Task directions —
The exercise asks you to copy every line below in which "Qualität" appears.

begin

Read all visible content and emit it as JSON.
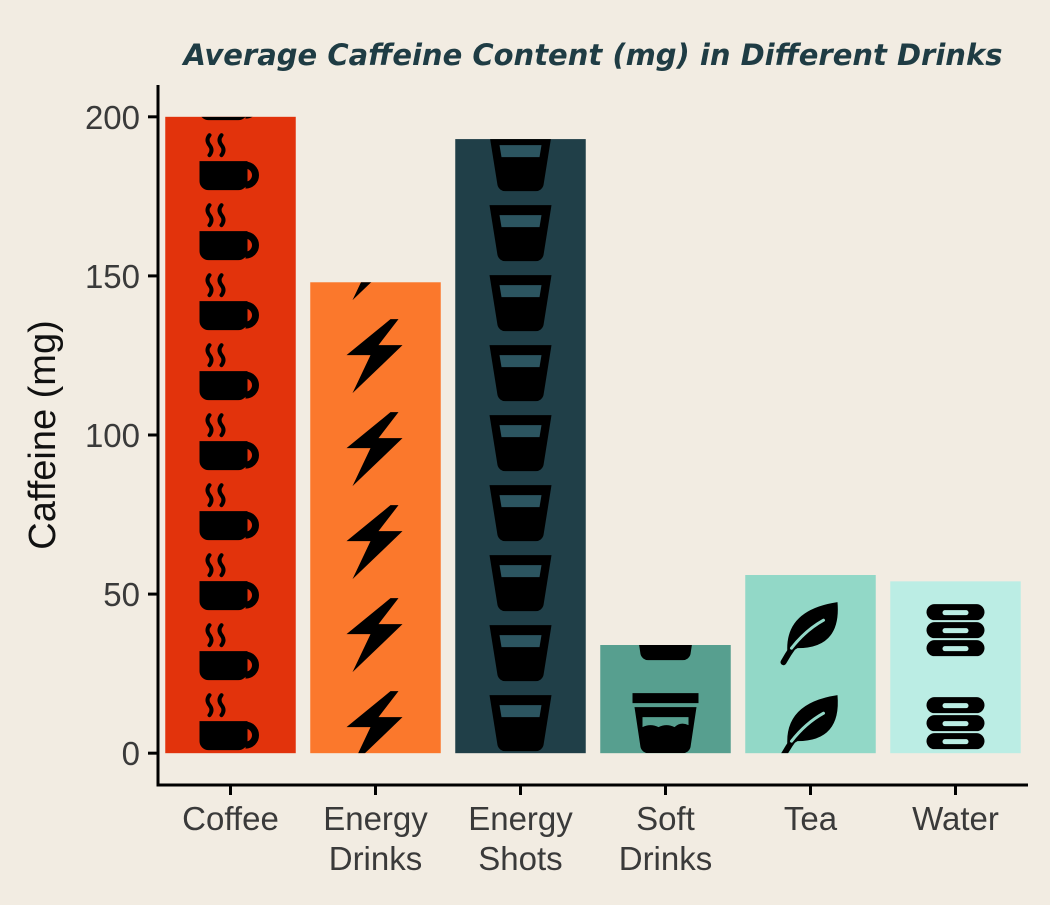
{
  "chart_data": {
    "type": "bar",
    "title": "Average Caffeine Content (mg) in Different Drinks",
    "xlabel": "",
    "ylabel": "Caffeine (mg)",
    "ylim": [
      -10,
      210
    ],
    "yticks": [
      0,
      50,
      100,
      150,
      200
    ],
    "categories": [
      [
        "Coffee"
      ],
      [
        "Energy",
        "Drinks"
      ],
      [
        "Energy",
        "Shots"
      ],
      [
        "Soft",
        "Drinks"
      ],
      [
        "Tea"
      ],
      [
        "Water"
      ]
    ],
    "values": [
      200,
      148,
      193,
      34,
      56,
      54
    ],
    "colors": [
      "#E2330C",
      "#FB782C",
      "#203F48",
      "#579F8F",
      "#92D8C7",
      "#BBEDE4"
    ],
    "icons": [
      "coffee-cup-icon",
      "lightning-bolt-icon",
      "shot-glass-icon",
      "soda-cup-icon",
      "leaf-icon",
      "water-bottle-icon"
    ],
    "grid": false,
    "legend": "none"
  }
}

end
begin

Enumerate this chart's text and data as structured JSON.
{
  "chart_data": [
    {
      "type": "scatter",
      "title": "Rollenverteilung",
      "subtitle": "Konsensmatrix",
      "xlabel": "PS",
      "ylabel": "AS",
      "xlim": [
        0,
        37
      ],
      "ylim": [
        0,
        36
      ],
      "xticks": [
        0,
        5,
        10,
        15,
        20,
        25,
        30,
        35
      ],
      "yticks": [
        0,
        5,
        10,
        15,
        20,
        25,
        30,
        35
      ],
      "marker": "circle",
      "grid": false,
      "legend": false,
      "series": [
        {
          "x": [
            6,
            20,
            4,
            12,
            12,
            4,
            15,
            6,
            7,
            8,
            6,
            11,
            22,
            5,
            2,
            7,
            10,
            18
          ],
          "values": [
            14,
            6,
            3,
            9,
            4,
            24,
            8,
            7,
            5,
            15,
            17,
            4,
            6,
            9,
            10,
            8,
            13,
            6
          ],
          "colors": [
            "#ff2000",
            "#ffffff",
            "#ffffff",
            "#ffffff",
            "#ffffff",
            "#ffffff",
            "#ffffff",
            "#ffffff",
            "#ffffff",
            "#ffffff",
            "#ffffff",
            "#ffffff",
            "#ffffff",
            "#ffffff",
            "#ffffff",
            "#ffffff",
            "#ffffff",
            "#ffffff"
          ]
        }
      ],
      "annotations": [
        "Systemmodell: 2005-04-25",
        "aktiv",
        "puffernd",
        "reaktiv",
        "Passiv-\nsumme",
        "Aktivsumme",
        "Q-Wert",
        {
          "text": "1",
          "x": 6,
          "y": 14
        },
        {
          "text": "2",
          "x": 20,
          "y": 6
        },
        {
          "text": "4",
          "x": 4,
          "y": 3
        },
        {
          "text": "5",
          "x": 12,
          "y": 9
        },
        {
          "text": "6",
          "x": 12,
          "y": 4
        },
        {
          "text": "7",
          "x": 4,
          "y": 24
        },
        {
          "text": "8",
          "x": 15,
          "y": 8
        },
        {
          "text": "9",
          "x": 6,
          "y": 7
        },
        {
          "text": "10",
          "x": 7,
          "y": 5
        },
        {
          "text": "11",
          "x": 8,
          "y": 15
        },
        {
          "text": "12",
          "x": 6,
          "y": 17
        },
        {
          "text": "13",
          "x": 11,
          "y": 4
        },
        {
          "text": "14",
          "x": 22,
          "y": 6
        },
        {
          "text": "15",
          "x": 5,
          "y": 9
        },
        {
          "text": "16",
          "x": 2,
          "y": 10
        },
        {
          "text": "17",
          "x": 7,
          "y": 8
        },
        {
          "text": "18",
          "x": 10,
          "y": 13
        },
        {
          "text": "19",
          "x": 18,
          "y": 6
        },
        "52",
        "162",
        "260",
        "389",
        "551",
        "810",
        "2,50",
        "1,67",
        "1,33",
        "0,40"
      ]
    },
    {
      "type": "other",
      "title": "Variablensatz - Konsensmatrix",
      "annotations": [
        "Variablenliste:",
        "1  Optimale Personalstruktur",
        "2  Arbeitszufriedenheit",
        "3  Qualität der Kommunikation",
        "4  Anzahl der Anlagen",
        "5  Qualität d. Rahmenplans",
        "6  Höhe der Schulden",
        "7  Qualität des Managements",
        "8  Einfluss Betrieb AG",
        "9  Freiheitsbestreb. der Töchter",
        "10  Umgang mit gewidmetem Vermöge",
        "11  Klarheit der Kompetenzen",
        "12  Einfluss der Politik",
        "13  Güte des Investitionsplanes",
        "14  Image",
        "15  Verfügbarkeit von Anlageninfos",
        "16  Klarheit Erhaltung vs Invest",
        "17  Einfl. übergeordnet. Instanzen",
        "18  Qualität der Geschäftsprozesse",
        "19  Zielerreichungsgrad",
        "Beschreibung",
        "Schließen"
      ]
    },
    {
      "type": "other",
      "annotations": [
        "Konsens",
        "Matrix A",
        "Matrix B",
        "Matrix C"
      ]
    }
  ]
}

end

Answer —
        "3  Qualität der Kommunikation",
        "5  Qualität d. Rahmenplans",
        "7  Qualität des Managements",
        "18  Qualität der Geschäftsprozesse",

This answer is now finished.